- Work to do
Filter this data down to the lines that hold "anul", and copy them.

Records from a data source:
================================

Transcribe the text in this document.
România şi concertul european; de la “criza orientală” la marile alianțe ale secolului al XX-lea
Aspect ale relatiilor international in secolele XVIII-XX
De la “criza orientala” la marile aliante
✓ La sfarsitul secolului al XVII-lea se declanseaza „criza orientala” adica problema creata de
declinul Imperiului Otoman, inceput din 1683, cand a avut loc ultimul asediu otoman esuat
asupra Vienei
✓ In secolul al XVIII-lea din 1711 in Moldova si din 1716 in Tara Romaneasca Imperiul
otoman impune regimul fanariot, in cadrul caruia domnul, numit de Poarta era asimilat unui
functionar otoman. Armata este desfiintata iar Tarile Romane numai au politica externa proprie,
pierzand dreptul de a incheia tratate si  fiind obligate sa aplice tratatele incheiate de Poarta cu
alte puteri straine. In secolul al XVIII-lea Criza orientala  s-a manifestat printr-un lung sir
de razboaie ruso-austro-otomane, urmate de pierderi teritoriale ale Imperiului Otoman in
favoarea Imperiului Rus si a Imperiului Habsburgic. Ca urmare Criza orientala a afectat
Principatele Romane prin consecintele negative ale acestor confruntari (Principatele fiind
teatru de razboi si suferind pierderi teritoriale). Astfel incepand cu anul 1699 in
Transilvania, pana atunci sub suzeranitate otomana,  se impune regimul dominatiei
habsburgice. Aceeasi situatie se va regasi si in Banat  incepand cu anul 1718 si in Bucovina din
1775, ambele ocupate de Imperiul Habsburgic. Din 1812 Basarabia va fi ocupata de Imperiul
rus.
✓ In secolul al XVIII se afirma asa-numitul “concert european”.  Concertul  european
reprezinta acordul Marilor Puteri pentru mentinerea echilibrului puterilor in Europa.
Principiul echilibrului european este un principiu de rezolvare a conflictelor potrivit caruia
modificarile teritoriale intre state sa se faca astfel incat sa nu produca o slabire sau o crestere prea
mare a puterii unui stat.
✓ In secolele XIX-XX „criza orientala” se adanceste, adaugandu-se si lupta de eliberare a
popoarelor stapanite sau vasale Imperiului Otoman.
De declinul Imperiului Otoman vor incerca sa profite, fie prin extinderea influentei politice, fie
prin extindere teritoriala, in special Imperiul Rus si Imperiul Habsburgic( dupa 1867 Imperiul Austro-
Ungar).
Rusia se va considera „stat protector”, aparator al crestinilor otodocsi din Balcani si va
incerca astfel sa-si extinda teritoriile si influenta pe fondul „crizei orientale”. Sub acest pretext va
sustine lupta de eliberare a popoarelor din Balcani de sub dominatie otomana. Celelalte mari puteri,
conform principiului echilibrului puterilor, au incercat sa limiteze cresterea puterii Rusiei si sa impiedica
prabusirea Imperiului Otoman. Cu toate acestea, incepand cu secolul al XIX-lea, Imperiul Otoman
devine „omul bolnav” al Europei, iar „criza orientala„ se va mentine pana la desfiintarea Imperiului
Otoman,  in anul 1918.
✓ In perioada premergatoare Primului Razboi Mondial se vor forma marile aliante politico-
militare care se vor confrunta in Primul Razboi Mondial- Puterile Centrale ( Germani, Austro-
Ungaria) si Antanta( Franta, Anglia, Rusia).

================================

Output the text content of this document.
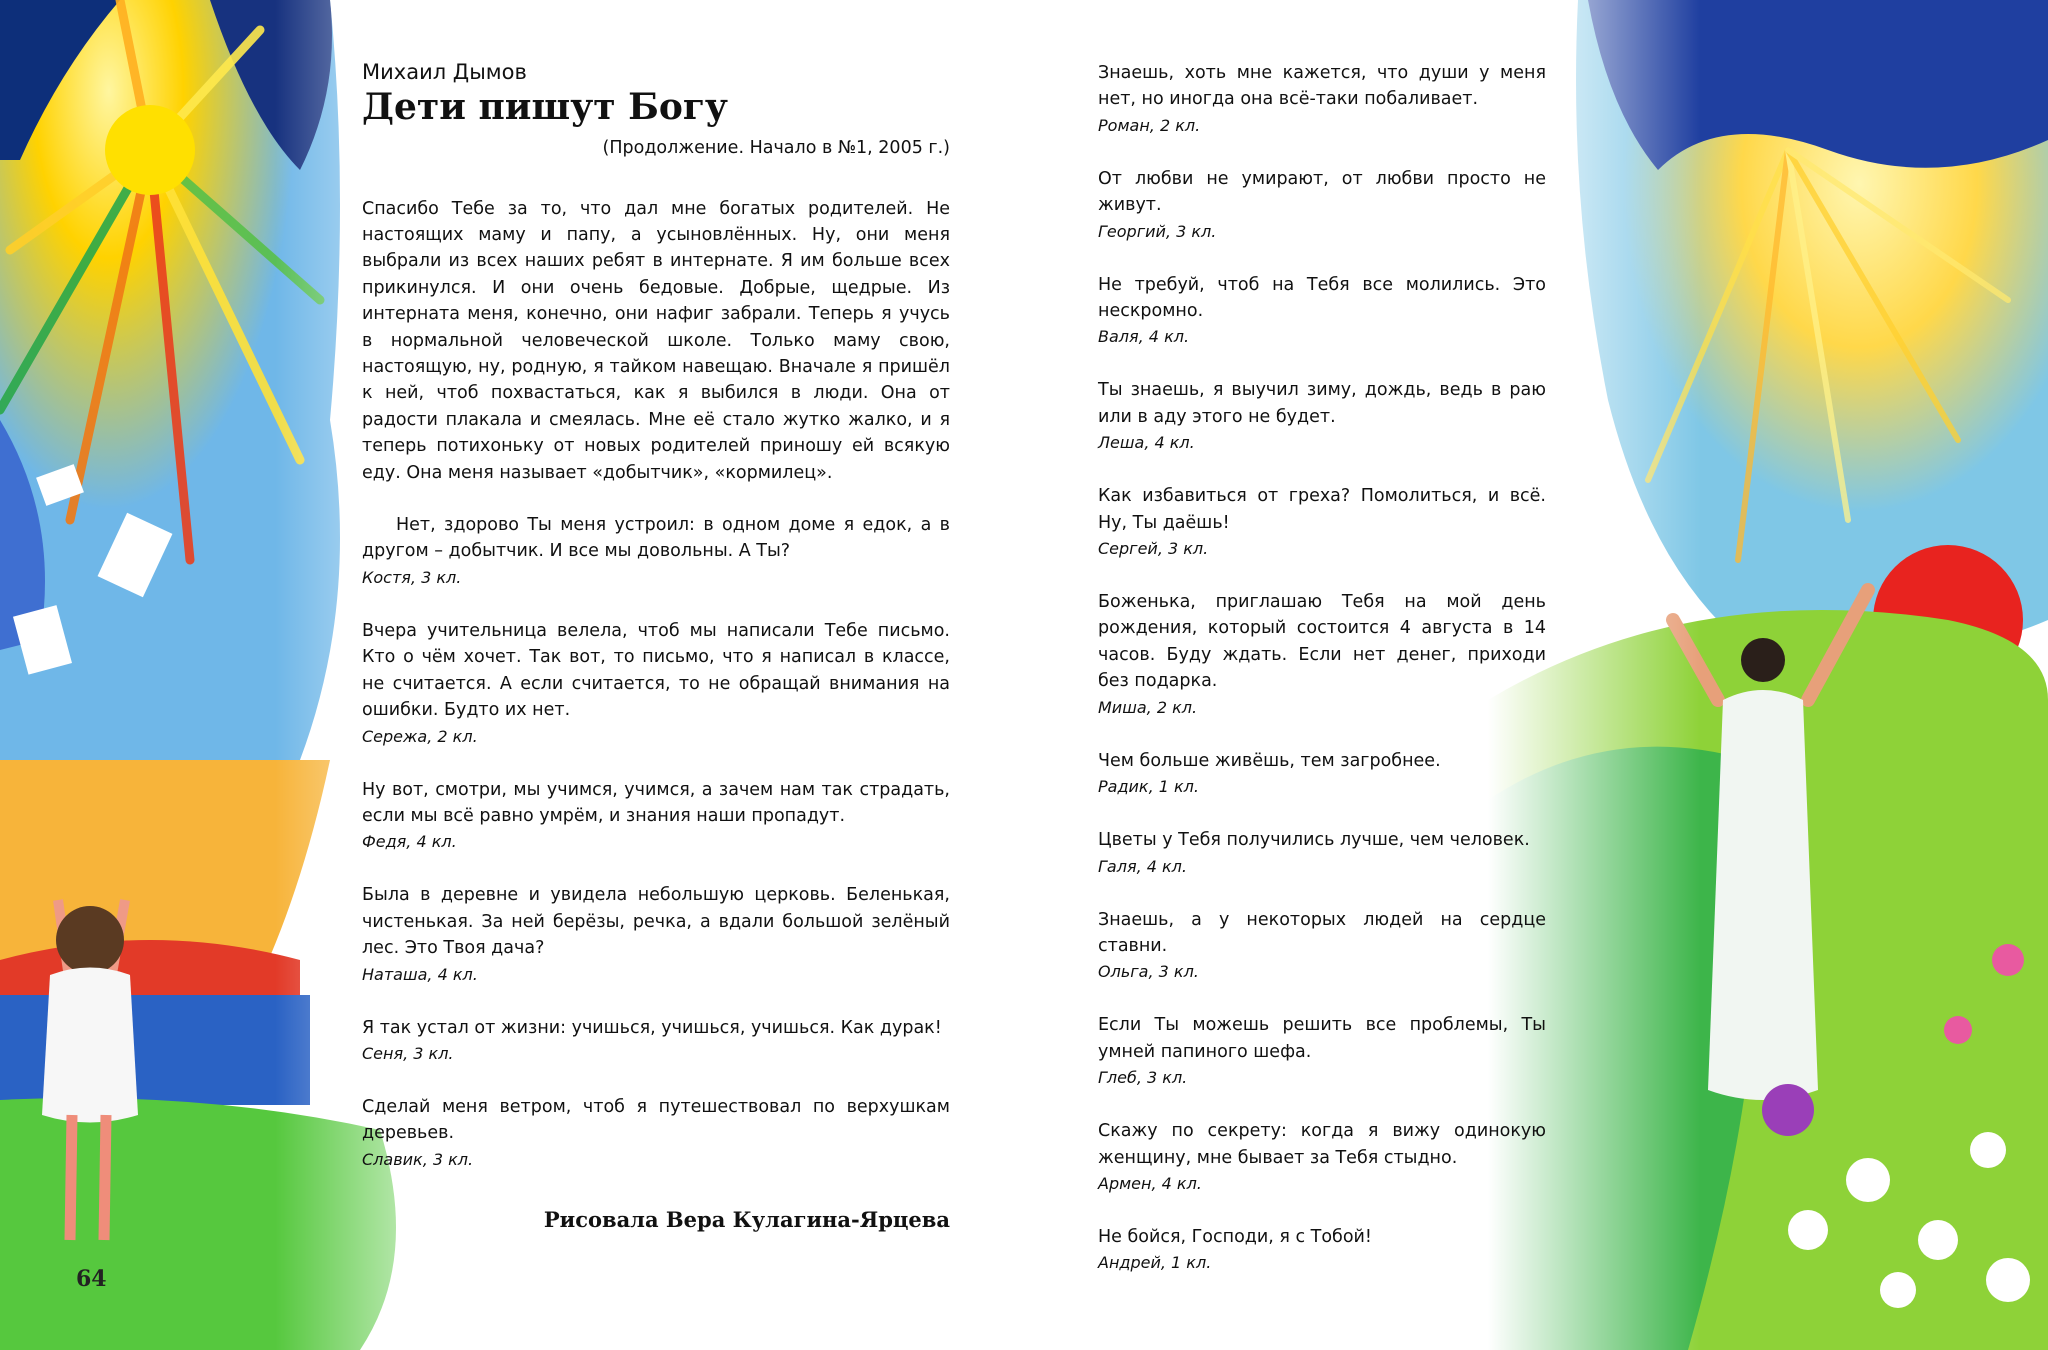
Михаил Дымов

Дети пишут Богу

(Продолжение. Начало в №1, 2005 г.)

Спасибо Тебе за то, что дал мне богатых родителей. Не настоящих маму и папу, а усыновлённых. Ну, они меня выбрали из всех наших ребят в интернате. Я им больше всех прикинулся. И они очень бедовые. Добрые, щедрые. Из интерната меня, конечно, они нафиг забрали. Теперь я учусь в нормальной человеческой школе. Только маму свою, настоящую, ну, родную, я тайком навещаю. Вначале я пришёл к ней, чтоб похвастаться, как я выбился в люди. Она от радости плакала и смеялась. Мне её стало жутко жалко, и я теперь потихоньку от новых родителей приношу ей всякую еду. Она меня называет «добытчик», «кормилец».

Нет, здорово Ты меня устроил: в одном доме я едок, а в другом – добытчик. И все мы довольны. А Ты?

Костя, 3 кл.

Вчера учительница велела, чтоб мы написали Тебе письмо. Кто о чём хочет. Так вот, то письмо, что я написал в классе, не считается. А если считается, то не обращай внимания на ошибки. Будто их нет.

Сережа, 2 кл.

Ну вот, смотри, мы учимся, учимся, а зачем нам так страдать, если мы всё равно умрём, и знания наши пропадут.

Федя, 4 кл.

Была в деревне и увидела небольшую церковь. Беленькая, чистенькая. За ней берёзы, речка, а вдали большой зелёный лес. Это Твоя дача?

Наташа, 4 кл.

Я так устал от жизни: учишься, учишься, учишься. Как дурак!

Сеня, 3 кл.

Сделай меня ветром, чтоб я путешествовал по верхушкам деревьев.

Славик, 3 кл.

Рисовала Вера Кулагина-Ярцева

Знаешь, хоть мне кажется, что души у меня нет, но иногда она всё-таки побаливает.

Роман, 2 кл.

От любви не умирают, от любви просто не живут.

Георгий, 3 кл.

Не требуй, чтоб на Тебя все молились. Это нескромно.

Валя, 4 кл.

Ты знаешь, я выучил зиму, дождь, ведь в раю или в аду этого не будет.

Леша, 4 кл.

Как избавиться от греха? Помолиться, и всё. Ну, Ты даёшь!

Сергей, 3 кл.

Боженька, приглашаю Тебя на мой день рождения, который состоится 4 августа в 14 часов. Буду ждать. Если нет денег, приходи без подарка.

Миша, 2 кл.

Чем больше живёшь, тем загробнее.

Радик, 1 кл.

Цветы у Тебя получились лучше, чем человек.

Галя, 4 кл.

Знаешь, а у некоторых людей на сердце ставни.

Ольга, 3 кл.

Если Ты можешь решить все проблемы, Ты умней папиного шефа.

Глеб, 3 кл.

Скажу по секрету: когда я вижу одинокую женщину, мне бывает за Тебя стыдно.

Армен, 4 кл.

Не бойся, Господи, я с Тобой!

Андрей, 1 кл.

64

================================

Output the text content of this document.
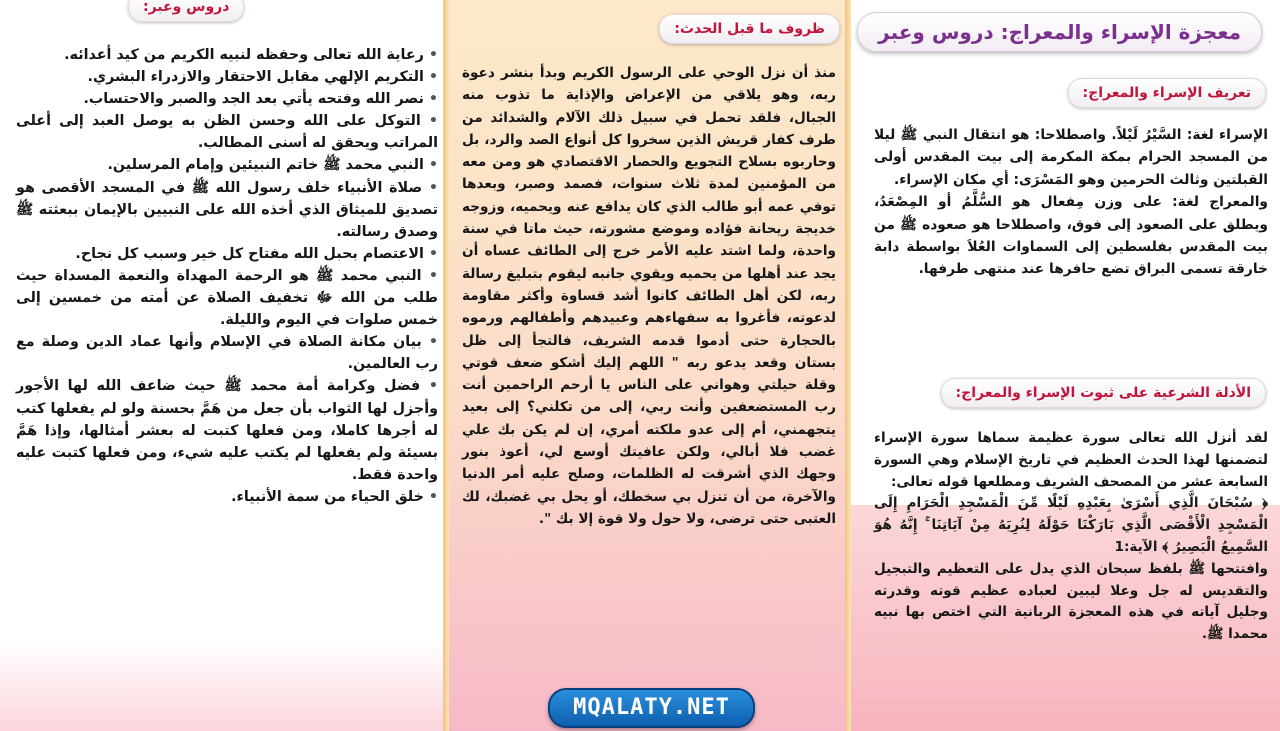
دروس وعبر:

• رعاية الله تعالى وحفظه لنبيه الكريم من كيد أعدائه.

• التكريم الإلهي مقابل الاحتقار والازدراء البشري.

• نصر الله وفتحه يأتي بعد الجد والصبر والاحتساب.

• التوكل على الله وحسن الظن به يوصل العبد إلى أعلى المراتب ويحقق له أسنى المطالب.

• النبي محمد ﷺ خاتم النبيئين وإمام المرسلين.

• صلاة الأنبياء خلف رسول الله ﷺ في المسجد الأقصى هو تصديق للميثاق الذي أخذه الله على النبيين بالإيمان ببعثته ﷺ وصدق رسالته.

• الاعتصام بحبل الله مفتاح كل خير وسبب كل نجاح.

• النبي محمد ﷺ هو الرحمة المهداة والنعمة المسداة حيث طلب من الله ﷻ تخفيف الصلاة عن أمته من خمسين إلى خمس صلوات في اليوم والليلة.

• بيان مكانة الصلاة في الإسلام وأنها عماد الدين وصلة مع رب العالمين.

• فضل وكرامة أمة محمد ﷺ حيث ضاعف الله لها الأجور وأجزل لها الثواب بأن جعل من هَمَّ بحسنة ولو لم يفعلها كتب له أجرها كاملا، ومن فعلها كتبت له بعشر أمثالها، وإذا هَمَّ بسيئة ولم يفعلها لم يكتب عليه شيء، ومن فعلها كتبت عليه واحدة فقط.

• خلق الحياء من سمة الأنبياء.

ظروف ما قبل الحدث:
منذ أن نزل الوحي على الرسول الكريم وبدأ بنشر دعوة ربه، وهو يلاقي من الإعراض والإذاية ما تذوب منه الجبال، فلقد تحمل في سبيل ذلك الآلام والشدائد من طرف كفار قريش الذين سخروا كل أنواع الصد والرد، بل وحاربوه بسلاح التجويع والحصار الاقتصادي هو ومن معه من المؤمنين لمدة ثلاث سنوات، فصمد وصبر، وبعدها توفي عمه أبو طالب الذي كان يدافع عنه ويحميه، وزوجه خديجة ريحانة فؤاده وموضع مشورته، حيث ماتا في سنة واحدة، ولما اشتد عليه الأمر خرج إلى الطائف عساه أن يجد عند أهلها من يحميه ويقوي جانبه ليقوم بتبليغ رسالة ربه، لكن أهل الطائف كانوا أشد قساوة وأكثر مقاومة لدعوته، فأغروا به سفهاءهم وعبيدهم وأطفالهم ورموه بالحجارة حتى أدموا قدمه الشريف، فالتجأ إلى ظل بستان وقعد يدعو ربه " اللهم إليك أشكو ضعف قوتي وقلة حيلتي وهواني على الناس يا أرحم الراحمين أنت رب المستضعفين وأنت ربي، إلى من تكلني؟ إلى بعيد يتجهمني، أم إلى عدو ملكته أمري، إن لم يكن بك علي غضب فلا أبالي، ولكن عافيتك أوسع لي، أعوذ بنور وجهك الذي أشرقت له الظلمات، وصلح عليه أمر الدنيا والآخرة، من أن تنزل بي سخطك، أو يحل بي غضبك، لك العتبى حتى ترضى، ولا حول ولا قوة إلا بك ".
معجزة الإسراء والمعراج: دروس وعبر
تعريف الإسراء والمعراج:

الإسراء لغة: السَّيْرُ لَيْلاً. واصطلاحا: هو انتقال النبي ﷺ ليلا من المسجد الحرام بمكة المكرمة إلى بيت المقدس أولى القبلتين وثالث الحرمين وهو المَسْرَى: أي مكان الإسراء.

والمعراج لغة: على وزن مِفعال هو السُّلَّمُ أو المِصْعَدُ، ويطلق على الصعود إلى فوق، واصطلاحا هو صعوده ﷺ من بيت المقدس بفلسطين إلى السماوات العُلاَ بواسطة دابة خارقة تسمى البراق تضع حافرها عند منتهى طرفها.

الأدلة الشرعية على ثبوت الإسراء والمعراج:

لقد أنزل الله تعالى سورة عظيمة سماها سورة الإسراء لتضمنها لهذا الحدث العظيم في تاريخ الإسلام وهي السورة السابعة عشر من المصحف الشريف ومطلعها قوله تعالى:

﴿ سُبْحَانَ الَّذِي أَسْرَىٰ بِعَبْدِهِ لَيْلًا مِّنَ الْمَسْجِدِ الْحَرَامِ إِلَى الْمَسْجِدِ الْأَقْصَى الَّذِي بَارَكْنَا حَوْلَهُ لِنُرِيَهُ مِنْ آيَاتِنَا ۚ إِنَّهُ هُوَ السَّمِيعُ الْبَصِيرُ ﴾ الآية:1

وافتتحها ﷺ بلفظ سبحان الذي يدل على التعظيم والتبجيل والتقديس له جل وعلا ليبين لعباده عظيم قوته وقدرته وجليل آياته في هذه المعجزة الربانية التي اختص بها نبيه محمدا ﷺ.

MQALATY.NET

================================

- Exercise result
teatru de razboi si suferind pierderi teritoriale). Astfel incepand cu anul 1699 in
habsburgice. Aceeasi situatie se va regasi si in Banat  incepand cu anul 1718 si in Bucovina din
Otoman,  in anul 1918.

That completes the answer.